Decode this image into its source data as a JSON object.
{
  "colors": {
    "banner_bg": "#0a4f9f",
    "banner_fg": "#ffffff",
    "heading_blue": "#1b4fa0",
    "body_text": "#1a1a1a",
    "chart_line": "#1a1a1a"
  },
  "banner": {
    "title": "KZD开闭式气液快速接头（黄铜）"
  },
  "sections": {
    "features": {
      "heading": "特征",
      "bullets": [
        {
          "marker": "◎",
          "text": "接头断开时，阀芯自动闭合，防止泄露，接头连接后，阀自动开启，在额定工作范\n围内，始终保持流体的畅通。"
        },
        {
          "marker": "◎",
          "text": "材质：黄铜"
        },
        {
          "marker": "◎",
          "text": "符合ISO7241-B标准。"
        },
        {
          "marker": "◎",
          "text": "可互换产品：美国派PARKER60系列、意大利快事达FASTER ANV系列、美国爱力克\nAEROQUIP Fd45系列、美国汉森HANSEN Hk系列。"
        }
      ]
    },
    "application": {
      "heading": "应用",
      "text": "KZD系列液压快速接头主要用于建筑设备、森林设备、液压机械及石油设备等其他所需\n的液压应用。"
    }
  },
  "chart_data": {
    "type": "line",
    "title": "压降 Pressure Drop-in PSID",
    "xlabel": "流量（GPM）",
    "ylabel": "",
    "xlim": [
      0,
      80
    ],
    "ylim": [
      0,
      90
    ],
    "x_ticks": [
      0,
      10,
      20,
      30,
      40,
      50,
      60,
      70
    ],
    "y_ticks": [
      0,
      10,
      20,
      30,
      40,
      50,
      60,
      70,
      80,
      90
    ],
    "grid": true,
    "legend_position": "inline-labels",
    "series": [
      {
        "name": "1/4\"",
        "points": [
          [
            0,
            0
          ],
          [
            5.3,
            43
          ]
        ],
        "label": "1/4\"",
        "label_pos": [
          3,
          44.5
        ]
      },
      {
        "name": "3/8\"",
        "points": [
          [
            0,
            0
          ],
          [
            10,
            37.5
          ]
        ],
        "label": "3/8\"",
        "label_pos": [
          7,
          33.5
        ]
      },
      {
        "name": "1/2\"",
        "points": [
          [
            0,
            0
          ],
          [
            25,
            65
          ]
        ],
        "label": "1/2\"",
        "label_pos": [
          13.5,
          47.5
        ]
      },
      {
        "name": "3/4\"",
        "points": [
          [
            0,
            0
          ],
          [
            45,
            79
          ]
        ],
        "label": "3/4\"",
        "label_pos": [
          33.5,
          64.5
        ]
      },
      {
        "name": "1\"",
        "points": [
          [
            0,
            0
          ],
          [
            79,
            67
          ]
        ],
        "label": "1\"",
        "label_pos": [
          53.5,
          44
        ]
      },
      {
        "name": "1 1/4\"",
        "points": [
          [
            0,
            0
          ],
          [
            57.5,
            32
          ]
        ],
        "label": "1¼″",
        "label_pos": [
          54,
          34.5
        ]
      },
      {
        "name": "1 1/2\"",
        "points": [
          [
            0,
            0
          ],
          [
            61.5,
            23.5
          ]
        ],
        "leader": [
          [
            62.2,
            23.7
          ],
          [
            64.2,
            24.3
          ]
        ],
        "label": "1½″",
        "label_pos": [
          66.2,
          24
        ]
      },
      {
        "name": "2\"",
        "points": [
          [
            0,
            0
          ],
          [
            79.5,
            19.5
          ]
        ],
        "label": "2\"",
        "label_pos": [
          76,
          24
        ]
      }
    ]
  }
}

==============================

## Brief
Show the lines that mention the word "name".

## Correct answer
        "name": "1/4\"",
        "name": "3/8\"",
        "name": "1/2\"",
        "name": "3/4\"",
        "name": "1\"",
        "name": "1 1/4\"",
        "name": "1 1/2\"",
        "name": "2\"",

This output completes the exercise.